(Excerpts from a figure dataset)
⟨
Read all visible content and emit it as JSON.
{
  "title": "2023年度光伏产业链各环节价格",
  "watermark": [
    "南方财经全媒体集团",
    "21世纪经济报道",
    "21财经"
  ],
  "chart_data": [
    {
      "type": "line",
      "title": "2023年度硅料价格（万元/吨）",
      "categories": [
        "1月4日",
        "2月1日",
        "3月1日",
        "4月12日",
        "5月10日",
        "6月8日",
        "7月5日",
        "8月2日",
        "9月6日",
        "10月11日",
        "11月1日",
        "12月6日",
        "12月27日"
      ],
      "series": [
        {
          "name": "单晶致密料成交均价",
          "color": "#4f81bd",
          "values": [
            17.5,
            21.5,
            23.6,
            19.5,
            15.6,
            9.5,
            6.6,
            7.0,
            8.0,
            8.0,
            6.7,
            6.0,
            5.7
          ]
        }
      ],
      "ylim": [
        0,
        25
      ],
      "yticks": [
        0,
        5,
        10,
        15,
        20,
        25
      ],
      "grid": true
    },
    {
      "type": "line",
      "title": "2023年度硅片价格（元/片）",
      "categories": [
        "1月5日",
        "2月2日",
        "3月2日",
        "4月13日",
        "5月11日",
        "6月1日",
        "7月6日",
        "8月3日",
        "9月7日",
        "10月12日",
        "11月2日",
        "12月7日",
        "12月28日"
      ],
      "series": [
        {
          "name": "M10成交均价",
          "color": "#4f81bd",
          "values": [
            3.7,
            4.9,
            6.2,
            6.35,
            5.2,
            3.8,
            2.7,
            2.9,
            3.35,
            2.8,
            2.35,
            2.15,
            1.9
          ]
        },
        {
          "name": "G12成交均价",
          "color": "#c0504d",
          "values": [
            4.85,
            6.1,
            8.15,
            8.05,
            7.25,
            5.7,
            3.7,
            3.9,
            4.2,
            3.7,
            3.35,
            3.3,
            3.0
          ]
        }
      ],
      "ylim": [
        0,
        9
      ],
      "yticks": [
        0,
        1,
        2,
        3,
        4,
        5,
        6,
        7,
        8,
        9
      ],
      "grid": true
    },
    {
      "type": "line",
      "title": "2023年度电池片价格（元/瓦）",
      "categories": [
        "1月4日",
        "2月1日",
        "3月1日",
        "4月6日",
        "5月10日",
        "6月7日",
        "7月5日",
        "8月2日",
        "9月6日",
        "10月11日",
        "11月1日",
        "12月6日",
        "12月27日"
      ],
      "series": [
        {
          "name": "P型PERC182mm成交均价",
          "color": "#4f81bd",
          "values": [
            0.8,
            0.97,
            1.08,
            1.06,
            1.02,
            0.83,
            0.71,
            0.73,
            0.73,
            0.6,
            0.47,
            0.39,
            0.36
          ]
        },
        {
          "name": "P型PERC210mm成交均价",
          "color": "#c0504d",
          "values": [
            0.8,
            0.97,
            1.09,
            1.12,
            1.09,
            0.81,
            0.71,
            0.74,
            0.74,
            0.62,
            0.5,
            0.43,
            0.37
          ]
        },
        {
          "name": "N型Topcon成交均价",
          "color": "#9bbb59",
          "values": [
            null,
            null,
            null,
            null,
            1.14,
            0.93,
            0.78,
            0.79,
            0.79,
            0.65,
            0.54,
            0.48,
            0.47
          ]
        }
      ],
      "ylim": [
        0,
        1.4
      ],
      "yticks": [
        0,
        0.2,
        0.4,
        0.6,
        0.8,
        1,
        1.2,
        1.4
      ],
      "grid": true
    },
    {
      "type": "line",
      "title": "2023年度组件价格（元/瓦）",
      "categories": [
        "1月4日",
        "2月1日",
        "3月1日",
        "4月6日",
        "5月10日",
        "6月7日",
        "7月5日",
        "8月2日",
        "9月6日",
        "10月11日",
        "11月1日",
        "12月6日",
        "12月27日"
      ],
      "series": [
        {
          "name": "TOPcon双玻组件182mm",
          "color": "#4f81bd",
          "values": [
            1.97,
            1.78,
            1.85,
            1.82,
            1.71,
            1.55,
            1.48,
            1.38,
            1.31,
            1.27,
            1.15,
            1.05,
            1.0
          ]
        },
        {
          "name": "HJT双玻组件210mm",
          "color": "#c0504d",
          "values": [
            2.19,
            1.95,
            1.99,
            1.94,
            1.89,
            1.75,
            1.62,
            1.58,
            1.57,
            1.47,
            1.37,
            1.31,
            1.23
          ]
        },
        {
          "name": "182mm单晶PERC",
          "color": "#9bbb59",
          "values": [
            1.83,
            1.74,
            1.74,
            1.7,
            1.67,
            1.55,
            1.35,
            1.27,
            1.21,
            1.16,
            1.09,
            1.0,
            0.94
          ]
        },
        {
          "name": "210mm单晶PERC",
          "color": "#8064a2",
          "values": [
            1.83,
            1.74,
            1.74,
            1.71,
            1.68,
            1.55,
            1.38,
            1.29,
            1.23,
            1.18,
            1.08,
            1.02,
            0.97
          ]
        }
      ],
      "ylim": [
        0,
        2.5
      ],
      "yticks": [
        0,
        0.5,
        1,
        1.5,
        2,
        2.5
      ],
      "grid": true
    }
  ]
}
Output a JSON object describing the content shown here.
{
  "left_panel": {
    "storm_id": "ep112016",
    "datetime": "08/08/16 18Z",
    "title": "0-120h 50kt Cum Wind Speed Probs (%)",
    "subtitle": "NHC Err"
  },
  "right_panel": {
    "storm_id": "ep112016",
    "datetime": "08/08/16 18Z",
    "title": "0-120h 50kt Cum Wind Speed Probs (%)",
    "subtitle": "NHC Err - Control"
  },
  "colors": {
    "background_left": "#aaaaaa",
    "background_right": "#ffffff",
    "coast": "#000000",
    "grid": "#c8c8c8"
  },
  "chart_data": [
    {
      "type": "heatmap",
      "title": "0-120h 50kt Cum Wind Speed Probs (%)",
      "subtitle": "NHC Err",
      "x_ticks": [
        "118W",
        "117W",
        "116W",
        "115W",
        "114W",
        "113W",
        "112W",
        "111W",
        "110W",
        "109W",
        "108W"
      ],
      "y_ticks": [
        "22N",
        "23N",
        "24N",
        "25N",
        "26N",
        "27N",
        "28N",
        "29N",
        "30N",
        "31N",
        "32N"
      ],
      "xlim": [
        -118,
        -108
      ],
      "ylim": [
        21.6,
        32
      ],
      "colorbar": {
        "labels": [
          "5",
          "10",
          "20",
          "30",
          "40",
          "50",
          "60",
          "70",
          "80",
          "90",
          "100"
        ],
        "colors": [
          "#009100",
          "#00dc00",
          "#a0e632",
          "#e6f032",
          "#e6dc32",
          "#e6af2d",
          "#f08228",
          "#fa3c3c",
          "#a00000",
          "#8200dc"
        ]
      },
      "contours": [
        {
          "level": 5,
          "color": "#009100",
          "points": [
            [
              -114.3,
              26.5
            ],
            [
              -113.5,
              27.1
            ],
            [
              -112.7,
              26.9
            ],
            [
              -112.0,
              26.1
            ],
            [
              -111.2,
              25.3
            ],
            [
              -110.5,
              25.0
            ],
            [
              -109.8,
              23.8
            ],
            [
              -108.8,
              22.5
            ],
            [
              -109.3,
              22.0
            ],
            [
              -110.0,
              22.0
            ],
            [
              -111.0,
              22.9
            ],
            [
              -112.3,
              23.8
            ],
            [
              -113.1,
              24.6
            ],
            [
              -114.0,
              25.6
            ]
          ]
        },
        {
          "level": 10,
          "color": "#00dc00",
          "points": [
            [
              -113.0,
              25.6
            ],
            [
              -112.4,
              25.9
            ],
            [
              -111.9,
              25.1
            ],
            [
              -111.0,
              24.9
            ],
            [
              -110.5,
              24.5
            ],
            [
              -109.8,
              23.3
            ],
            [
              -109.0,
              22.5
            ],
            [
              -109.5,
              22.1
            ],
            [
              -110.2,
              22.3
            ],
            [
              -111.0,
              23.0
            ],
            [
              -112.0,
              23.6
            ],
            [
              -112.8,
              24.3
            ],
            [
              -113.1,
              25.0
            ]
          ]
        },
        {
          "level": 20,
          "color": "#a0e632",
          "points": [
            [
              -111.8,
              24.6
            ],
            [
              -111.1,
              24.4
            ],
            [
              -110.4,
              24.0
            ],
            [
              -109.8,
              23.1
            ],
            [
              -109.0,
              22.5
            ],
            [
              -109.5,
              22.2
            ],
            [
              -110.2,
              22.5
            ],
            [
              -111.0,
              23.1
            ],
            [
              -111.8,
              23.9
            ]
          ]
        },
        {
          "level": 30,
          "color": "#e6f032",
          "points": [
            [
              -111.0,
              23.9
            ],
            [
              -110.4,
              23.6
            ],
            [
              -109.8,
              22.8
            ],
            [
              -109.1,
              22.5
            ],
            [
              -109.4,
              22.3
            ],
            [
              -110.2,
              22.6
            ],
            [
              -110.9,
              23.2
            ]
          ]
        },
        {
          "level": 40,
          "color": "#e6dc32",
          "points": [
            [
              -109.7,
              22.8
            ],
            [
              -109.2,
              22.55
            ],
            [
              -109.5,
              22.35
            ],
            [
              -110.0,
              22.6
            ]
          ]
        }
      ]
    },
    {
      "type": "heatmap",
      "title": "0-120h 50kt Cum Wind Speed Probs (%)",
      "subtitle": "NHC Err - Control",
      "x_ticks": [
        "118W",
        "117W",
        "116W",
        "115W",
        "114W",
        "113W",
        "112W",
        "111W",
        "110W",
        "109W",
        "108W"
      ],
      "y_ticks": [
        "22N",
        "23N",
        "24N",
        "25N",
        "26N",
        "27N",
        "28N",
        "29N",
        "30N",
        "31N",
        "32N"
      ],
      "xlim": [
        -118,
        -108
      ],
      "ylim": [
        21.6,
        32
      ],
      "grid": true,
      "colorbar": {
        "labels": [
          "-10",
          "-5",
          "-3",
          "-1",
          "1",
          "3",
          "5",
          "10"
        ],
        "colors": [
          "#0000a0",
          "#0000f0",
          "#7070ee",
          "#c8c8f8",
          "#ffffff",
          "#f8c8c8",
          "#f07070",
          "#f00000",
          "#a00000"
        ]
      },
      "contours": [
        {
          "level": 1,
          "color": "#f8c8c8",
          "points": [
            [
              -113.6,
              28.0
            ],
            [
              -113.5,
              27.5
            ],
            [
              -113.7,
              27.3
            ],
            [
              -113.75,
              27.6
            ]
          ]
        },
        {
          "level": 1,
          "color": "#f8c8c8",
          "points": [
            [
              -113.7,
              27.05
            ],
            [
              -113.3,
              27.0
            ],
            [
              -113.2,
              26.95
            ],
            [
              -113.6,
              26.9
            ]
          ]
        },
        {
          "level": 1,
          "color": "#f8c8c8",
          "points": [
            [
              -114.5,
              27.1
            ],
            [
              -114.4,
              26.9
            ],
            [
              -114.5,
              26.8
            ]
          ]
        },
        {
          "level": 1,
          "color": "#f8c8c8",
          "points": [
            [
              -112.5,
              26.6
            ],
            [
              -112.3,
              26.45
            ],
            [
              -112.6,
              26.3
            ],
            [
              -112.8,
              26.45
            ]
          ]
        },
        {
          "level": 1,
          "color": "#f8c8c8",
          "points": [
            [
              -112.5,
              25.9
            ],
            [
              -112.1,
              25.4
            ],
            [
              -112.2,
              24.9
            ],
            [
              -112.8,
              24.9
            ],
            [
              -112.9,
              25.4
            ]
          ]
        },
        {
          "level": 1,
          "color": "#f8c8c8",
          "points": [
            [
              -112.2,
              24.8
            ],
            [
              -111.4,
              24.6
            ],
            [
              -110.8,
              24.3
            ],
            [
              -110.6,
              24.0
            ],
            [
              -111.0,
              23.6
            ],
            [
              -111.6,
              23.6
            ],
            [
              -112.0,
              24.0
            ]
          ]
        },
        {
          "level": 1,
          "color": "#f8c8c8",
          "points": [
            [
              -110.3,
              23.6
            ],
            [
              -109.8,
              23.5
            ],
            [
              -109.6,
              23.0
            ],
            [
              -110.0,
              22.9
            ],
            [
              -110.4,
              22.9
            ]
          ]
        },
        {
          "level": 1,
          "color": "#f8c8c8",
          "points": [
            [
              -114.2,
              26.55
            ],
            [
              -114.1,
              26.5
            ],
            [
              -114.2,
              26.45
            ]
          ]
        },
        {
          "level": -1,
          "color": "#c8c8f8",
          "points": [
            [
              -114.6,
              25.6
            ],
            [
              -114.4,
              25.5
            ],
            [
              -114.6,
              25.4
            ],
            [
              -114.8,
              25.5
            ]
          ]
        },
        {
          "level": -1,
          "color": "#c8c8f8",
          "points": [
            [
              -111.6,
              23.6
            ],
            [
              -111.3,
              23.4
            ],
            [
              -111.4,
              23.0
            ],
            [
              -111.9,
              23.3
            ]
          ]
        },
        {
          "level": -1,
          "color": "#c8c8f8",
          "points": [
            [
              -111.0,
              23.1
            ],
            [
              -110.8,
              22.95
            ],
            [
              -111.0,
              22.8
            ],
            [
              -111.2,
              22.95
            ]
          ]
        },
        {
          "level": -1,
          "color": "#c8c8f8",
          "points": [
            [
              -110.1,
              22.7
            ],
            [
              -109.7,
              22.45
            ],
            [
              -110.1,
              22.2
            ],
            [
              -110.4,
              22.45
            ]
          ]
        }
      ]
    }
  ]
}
⟩
=== Objective ===
Review the material and copy each line in which the word "Control" appears.

=== Task result ===
    "subtitle": "NHC Err - Control"
      "subtitle": "NHC Err - Control",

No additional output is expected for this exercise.